:: LISTED ENTRIES ::
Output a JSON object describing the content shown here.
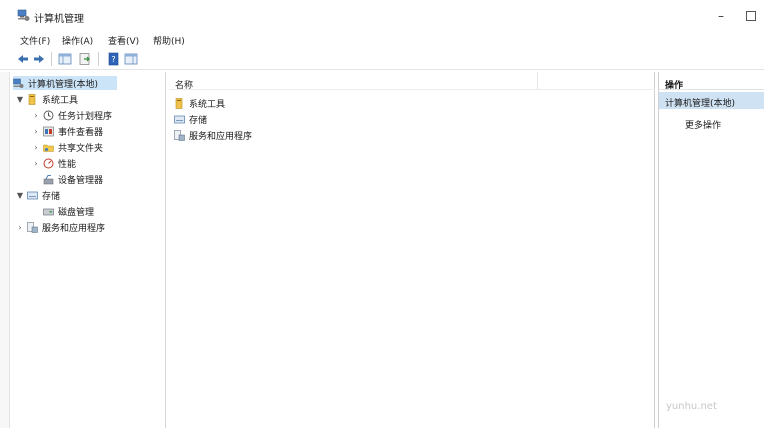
{
  "window": {
    "title": "计算机管理"
  },
  "menu": [
    {
      "label": "文件(F)"
    },
    {
      "label": "操作(A)"
    },
    {
      "label": "查看(V)"
    },
    {
      "label": "帮助(H)"
    }
  ],
  "tree": {
    "root": "计算机管理(本地)",
    "system_tools": "系统工具",
    "task_scheduler": "任务计划程序",
    "event_viewer": "事件查看器",
    "shared_folders": "共享文件夹",
    "performance": "性能",
    "device_manager": "设备管理器",
    "storage": "存储",
    "disk_management": "磁盘管理",
    "services_apps": "服务和应用程序"
  },
  "list": {
    "column_name": "名称",
    "items": [
      {
        "label": "系统工具"
      },
      {
        "label": "存储"
      },
      {
        "label": "服务和应用程序"
      }
    ]
  },
  "actions": {
    "header": "操作",
    "section": "计算机管理(本地)",
    "more": "更多操作"
  },
  "watermark": "yunhu.net"
}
:::
- **PROBLEM STATEMENT**:
Make a word-for-word copy of the entries, without any pictures.

- **ANSWER FOR THE TASK**:
Output a JSON object describing the content shown here.
{
  "window": {
    "title": "计算机管理"
  },
  "menu": [
    {
      "label": "文件(F)"
    },
    {
      "label": "操作(A)"
    },
    {
      "label": "查看(V)"
    },
    {
      "label": "帮助(H)"
    }
  ],
  "tree": {
    "root": "计算机管理(本地)",
    "system_tools": "系统工具",
    "task_scheduler": "任务计划程序",
    "event_viewer": "事件查看器",
    "shared_folders": "共享文件夹",
    "performance": "性能",
    "device_manager": "设备管理器",
    "storage": "存储",
    "disk_management": "磁盘管理",
    "services_apps": "服务和应用程序"
  },
  "list": {
    "column_name": "名称",
    "items": [
      {
        "label": "系统工具"
      },
      {
        "label": "存储"
      },
      {
        "label": "服务和应用程序"
      }
    ]
  },
  "actions": {
    "header": "操作",
    "section": "计算机管理(本地)",
    "more": "更多操作"
  },
  "watermark": "yunhu.net"
}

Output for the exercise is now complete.